**PROVIDED RECORDS:**
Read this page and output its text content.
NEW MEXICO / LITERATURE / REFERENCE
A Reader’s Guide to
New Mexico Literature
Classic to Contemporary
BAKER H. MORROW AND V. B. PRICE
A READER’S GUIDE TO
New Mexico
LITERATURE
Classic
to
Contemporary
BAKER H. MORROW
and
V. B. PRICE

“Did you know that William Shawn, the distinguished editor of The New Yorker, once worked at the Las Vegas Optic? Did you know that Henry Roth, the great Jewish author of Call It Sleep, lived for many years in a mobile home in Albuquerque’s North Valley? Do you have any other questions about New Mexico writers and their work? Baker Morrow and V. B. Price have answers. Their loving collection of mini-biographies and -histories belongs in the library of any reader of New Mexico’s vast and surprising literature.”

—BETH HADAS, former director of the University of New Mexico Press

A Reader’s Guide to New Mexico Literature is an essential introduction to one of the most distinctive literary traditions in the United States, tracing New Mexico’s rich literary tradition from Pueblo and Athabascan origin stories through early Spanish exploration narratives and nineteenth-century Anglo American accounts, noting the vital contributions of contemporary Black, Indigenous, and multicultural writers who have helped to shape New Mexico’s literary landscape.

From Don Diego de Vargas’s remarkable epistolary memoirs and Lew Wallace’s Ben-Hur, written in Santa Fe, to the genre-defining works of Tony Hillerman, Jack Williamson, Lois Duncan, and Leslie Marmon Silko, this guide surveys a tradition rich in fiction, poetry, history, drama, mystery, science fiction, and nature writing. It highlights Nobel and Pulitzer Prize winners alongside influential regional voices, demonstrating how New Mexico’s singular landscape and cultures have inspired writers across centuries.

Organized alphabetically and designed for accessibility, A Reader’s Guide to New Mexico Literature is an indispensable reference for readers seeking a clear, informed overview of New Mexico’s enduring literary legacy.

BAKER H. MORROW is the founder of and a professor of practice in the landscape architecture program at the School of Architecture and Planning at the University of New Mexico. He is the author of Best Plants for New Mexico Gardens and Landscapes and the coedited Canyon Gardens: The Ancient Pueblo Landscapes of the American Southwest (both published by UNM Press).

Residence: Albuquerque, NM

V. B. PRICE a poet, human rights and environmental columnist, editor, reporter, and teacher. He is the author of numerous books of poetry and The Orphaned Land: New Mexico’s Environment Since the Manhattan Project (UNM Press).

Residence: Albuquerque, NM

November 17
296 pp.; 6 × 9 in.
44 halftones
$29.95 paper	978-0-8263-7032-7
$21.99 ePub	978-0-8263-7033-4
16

**CHALLENGE:**
Give every line of the material again, exactly as it reads.

**THE ANSWER:**
Read this page and output its text content.
NEW MEXICO / LITERATURE / REFERENCE
A Reader’s Guide to
New Mexico Literature
Classic to Contemporary
BAKER H. MORROW AND V. B. PRICE
A READER’S GUIDE TO
New Mexico
LITERATURE
Classic
to
Contemporary
BAKER H. MORROW
and
V. B. PRICE

“Did you know that William Shawn, the distinguished editor of The New Yorker, once worked at the Las Vegas Optic? Did you know that Henry Roth, the great Jewish author of Call It Sleep, lived for many years in a mobile home in Albuquerque’s North Valley? Do you have any other questions about New Mexico writers and their work? Baker Morrow and V. B. Price have answers. Their loving collection of mini-biographies and -histories belongs in the library of any reader of New Mexico’s vast and surprising literature.”

—BETH HADAS, former director of the University of New Mexico Press

A Reader’s Guide to New Mexico Literature is an essential introduction to one of the most distinctive literary traditions in the United States, tracing New Mexico’s rich literary tradition from Pueblo and Athabascan origin stories through early Spanish exploration narratives and nineteenth-century Anglo American accounts, noting the vital contributions of contemporary Black, Indigenous, and multicultural writers who have helped to shape New Mexico’s literary landscape.

From Don Diego de Vargas’s remarkable epistolary memoirs and Lew Wallace’s Ben-Hur, written in Santa Fe, to the genre-defining works of Tony Hillerman, Jack Williamson, Lois Duncan, and Leslie Marmon Silko, this guide surveys a tradition rich in fiction, poetry, history, drama, mystery, science fiction, and nature writing. It highlights Nobel and Pulitzer Prize winners alongside influential regional voices, demonstrating how New Mexico’s singular landscape and cultures have inspired writers across centuries.

Organized alphabetically and designed for accessibility, A Reader’s Guide to New Mexico Literature is an indispensable reference for readers seeking a clear, informed overview of New Mexico’s enduring literary legacy.

BAKER H. MORROW is the founder of and a professor of practice in the landscape architecture program at the School of Architecture and Planning at the University of New Mexico. He is the author of Best Plants for New Mexico Gardens and Landscapes and the coedited Canyon Gardens: The Ancient Pueblo Landscapes of the American Southwest (both published by UNM Press).

Residence: Albuquerque, NM

V. B. PRICE a poet, human rights and environmental columnist, editor, reporter, and teacher. He is the author of numerous books of poetry and The Orphaned Land: New Mexico’s Environment Since the Manhattan Project (UNM Press).

Residence: Albuquerque, NM

November 17
296 pp.; 6 × 9 in.
44 halftones
$29.95 paper	978-0-8263-7032-7
$21.99 ePub	978-0-8263-7033-4
16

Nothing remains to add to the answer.